* **To be done**
Leave every picture out and write out the records below exactly.

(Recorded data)
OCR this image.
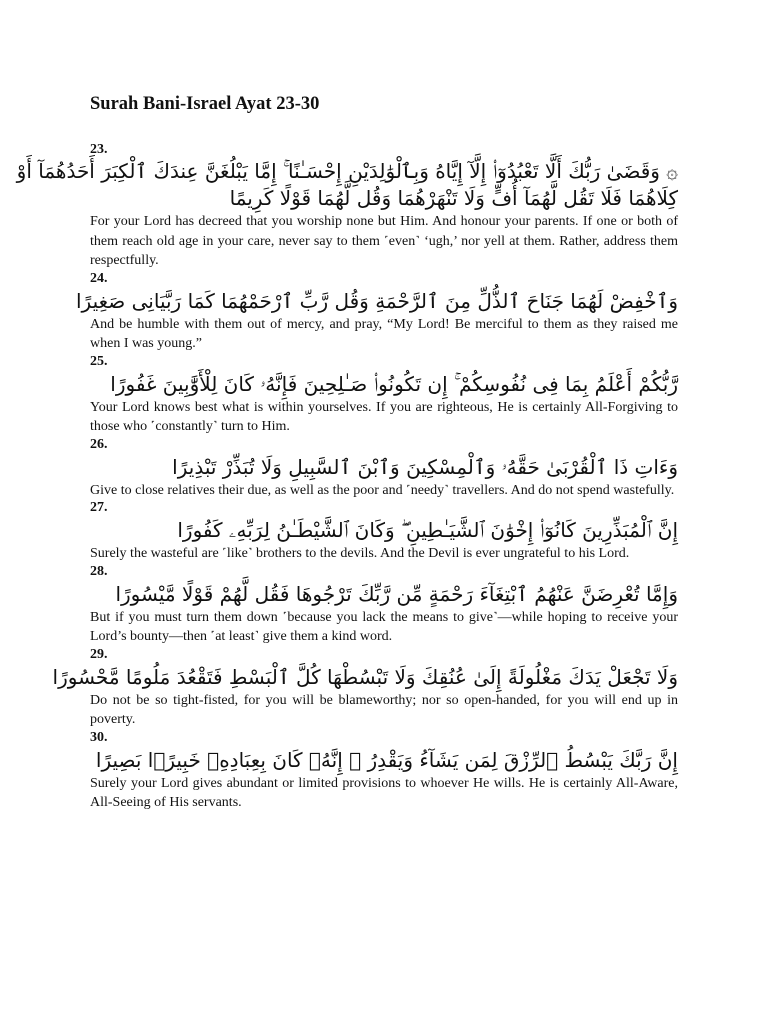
Surah Bani-Israel Ayat 23-30
23.
۞ وَقَضَىٰ رَبُّكَ أَلَّا تَعْبُدُوٓا۟ إِلَّآ إِيَّاهُ وَبِٱلْوَٰلِدَيْنِ إِحْسَـٰنًا ۚ إِمَّا يَبْلُغَنَّ عِندَكَ ٱلْكِبَرَ أَحَدُهُمَآ أَوْ
كِلَاهُمَا فَلَا تَقُل لَّهُمَآ أُفٍّ وَلَا تَنْهَرْهُمَا وَقُل لَّهُمَا قَوْلًا كَرِيمًا

For your Lord has decreed that you worship none but Him. And honour your parents. If one or both of them reach old age in your care, never say to them ˹even˺ ‘ugh,’ nor yell at them. Rather, address them respectfully.

24.
وَٱخْفِضْ لَهُمَا جَنَاحَ ٱلذُّلِّ مِنَ ٱلرَّحْمَةِ وَقُل رَّبِّ ٱرْحَمْهُمَا كَمَا رَبَّيَانِى صَغِيرًا

And be humble with them out of mercy, and pray, “My Lord! Be merciful to them as they raised me when I was young.”

25.
رَّبُّكُمْ أَعْلَمُ بِمَا فِى نُفُوسِكُمْ ۚ إِن تَكُونُوا۟ صَـٰلِحِينَ فَإِنَّهُۥ كَانَ لِلْأَوَّٰبِينَ غَفُورًا

Your Lord knows best what is within yourselves. If you are righteous, He is certainly All-Forgiving to those who ˹constantly˺ turn to Him.

26.
وَءَاتِ ذَا ٱلْقُرْبَىٰ حَقَّهُۥ وَٱلْمِسْكِينَ وَٱبْنَ ٱلسَّبِيلِ وَلَا تُبَذِّرْ تَبْذِيرًا

Give to close relatives their due, as well as the poor and ˹needy˺ travellers. And do not spend wastefully.

27.
إِنَّ ٱلْمُبَذِّرِينَ كَانُوٓا۟ إِخْوَٰنَ ٱلشَّيَـٰطِينِ ۖ وَكَانَ ٱلشَّيْطَـٰنُ لِرَبِّهِۦ كَفُورًا

Surely the wasteful are ˹like˺ brothers to the devils. And the Devil is ever ungrateful to his Lord.

28.
وَإِمَّا تُعْرِضَنَّ عَنْهُمُ ٱبْتِغَآءَ رَحْمَةٍ مِّن رَّبِّكَ تَرْجُوهَا فَقُل لَّهُمْ قَوْلًا مَّيْسُورًا

But if you must turn them down ˹because you lack the means to give˺—while hoping to receive your Lord’s bounty—then ˹at least˺ give them a kind word.

29.
وَلَا تَجْعَلْ يَدَكَ مَغْلُولَةً إِلَىٰ عُنُقِكَ وَلَا تَبْسُطْهَا كُلَّ ٱلْبَسْطِ فَتَقْعُدَ مَلُومًا مَّحْسُورًا

Do not be so tight-fisted, for you will be blameworthy; nor so open-handed, for you will end up in poverty.

30.
إِنَّ رَبَّكَ يَبْسُطُ ٱلرِّزْقَ لِمَن يَشَآءُ وَيَقْدِرُ ۚ إِنَّهُۥ كَانَ بِعِبَادِهِۦ خَبِيرًۢا بَصِيرًا

Surely your Lord gives abundant or limited provisions to whoever He wills. He is certainly All-Aware, All-Seeing of His servants.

* **Answer in full**
OCR this image.
Surah Bani-Israel Ayat 23-30
23.
۞ وَقَضَىٰ رَبُّكَ أَلَّا تَعْبُدُوٓا۟ إِلَّآ إِيَّاهُ وَبِٱلْوَٰلِدَيْنِ إِحْسَـٰنًا ۚ إِمَّا يَبْلُغَنَّ عِندَكَ ٱلْكِبَرَ أَحَدُهُمَآ أَوْ
كِلَاهُمَا فَلَا تَقُل لَّهُمَآ أُفٍّ وَلَا تَنْهَرْهُمَا وَقُل لَّهُمَا قَوْلًا كَرِيمًا

For your Lord has decreed that you worship none but Him. And honour your parents. If one or both of them reach old age in your care, never say to them ˹even˺ ‘ugh,’ nor yell at them. Rather, address them respectfully.

24.
وَٱخْفِضْ لَهُمَا جَنَاحَ ٱلذُّلِّ مِنَ ٱلرَّحْمَةِ وَقُل رَّبِّ ٱرْحَمْهُمَا كَمَا رَبَّيَانِى صَغِيرًا

And be humble with them out of mercy, and pray, “My Lord! Be merciful to them as they raised me when I was young.”

25.
رَّبُّكُمْ أَعْلَمُ بِمَا فِى نُفُوسِكُمْ ۚ إِن تَكُونُوا۟ صَـٰلِحِينَ فَإِنَّهُۥ كَانَ لِلْأَوَّٰبِينَ غَفُورًا

Your Lord knows best what is within yourselves. If you are righteous, He is certainly All-Forgiving to those who ˹constantly˺ turn to Him.

26.
وَءَاتِ ذَا ٱلْقُرْبَىٰ حَقَّهُۥ وَٱلْمِسْكِينَ وَٱبْنَ ٱلسَّبِيلِ وَلَا تُبَذِّرْ تَبْذِيرًا

Give to close relatives their due, as well as the poor and ˹needy˺ travellers. And do not spend wastefully.

27.
إِنَّ ٱلْمُبَذِّرِينَ كَانُوٓا۟ إِخْوَٰنَ ٱلشَّيَـٰطِينِ ۖ وَكَانَ ٱلشَّيْطَـٰنُ لِرَبِّهِۦ كَفُورًا

Surely the wasteful are ˹like˺ brothers to the devils. And the Devil is ever ungrateful to his Lord.

28.
وَإِمَّا تُعْرِضَنَّ عَنْهُمُ ٱبْتِغَآءَ رَحْمَةٍ مِّن رَّبِّكَ تَرْجُوهَا فَقُل لَّهُمْ قَوْلًا مَّيْسُورًا

But if you must turn them down ˹because you lack the means to give˺—while hoping to receive your Lord’s bounty—then ˹at least˺ give them a kind word.

29.
وَلَا تَجْعَلْ يَدَكَ مَغْلُولَةً إِلَىٰ عُنُقِكَ وَلَا تَبْسُطْهَا كُلَّ ٱلْبَسْطِ فَتَقْعُدَ مَلُومًا مَّحْسُورًا

Do not be so tight-fisted, for you will be blameworthy; nor so open-handed, for you will end up in poverty.

30.
إِنَّ رَبَّكَ يَبْسُطُ ٱلرِّزْقَ لِمَن يَشَآءُ وَيَقْدِرُ ۚ إِنَّهُۥ كَانَ بِعِبَادِهِۦ خَبِيرًۢا بَصِيرًا

Surely your Lord gives abundant or limited provisions to whoever He wills. He is certainly All-Aware, All-Seeing of His servants.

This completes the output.